Write the records out again, keeping each line exactly as it is.

### DATASET CONTENT
-.-.-

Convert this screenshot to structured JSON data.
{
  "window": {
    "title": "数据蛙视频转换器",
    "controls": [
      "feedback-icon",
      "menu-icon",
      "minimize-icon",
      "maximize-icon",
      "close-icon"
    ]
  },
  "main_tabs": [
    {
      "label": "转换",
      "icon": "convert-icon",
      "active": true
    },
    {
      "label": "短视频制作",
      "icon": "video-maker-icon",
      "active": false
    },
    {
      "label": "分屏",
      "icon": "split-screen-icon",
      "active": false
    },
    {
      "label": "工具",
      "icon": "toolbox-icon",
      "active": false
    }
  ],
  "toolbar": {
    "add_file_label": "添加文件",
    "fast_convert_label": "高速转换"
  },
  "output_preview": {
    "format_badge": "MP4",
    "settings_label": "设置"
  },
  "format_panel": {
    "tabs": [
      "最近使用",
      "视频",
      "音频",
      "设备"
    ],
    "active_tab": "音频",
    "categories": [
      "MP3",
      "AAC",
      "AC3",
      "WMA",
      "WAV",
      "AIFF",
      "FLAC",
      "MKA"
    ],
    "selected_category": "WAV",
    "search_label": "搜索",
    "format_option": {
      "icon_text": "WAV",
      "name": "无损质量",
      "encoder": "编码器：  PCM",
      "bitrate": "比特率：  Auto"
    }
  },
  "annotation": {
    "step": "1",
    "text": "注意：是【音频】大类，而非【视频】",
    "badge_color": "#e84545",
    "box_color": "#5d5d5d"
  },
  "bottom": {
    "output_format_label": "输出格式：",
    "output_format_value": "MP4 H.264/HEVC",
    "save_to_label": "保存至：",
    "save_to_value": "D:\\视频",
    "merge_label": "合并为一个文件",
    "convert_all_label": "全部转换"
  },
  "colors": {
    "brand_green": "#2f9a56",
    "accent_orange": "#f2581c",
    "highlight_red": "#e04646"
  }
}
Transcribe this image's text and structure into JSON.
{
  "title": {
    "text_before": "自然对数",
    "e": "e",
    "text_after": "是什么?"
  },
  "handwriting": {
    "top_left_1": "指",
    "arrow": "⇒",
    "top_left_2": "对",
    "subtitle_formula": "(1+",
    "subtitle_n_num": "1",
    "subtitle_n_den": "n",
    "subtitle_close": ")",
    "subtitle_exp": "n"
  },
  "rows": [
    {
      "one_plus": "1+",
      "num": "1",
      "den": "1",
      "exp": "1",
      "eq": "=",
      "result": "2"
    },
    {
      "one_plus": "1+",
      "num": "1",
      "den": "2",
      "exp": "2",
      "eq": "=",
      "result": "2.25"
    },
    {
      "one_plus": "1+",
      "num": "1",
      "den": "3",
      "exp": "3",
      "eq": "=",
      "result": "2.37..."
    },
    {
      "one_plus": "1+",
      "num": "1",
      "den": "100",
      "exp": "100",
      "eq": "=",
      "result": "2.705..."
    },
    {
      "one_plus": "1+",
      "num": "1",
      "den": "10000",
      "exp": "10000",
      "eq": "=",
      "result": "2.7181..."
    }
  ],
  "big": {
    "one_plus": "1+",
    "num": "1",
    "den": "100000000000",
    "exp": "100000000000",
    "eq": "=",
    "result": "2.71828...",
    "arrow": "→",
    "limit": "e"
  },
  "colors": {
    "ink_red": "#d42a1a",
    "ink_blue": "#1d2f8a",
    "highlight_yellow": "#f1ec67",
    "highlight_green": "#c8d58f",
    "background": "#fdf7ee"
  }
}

-.-.-

### REPLY
Convert this screenshot to structured JSON data.
{
  "window": {
    "title": "数据蛙视频转换器",
    "controls": [
      "feedback-icon",
      "menu-icon",
      "minimize-icon",
      "maximize-icon",
      "close-icon"
    ]
  },
  "main_tabs": [
    {
      "label": "转换",
      "icon": "convert-icon",
      "active": true
    },
    {
      "label": "短视频制作",
      "icon": "video-maker-icon",
      "active": false
    },
    {
      "label": "分屏",
      "icon": "split-screen-icon",
      "active": false
    },
    {
      "label": "工具",
      "icon": "toolbox-icon",
      "active": false
    }
  ],
  "toolbar": {
    "add_file_label": "添加文件",
    "fast_convert_label": "高速转换"
  },
  "output_preview": {
    "format_badge": "MP4",
    "settings_label": "设置"
  },
  "format_panel": {
    "tabs": [
      "最近使用",
      "视频",
      "音频",
      "设备"
    ],
    "active_tab": "音频",
    "categories": [
      "MP3",
      "AAC",
      "AC3",
      "WMA",
      "WAV",
      "AIFF",
      "FLAC",
      "MKA"
    ],
    "selected_category": "WAV",
    "search_label": "搜索",
    "format_option": {
      "icon_text": "WAV",
      "name": "无损质量",
      "encoder": "编码器：  PCM",
      "bitrate": "比特率：  Auto"
    }
  },
  "annotation": {
    "step": "1",
    "text": "注意：是【音频】大类，而非【视频】",
    "badge_color": "#e84545",
    "box_color": "#5d5d5d"
  },
  "bottom": {
    "output_format_label": "输出格式：",
    "output_format_value": "MP4 H.264/HEVC",
    "save_to_label": "保存至：",
    "save_to_value": "D:\\视频",
    "merge_label": "合并为一个文件",
    "convert_all_label": "全部转换"
  },
  "colors": {
    "brand_green": "#2f9a56",
    "accent_orange": "#f2581c",
    "highlight_red": "#e04646"
  }
}
Transcribe this image's text and structure into JSON.
{
  "title": {
    "text_before": "自然对数",
    "e": "e",
    "text_after": "是什么?"
  },
  "handwriting": {
    "top_left_1": "指",
    "arrow": "⇒",
    "top_left_2": "对",
    "subtitle_formula": "(1+",
    "subtitle_n_num": "1",
    "subtitle_n_den": "n",
    "subtitle_close": ")",
    "subtitle_exp": "n"
  },
  "rows": [
    {
      "one_plus": "1+",
      "num": "1",
      "den": "1",
      "exp": "1",
      "eq": "=",
      "result": "2"
    },
    {
      "one_plus": "1+",
      "num": "1",
      "den": "2",
      "exp": "2",
      "eq": "=",
      "result": "2.25"
    },
    {
      "one_plus": "1+",
      "num": "1",
      "den": "3",
      "exp": "3",
      "eq": "=",
      "result": "2.37..."
    },
    {
      "one_plus": "1+",
      "num": "1",
      "den": "100",
      "exp": "100",
      "eq": "=",
      "result": "2.705..."
    },
    {
      "one_plus": "1+",
      "num": "1",
      "den": "10000",
      "exp": "10000",
      "eq": "=",
      "result": "2.7181..."
    }
  ],
  "big": {
    "one_plus": "1+",
    "num": "1",
    "den": "100000000000",
    "exp": "100000000000",
    "eq": "=",
    "result": "2.71828...",
    "arrow": "→",
    "limit": "e"
  },
  "colors": {
    "ink_red": "#d42a1a",
    "ink_blue": "#1d2f8a",
    "highlight_yellow": "#f1ec67",
    "highlight_green": "#c8d58f",
    "background": "#fdf7ee"
  }
}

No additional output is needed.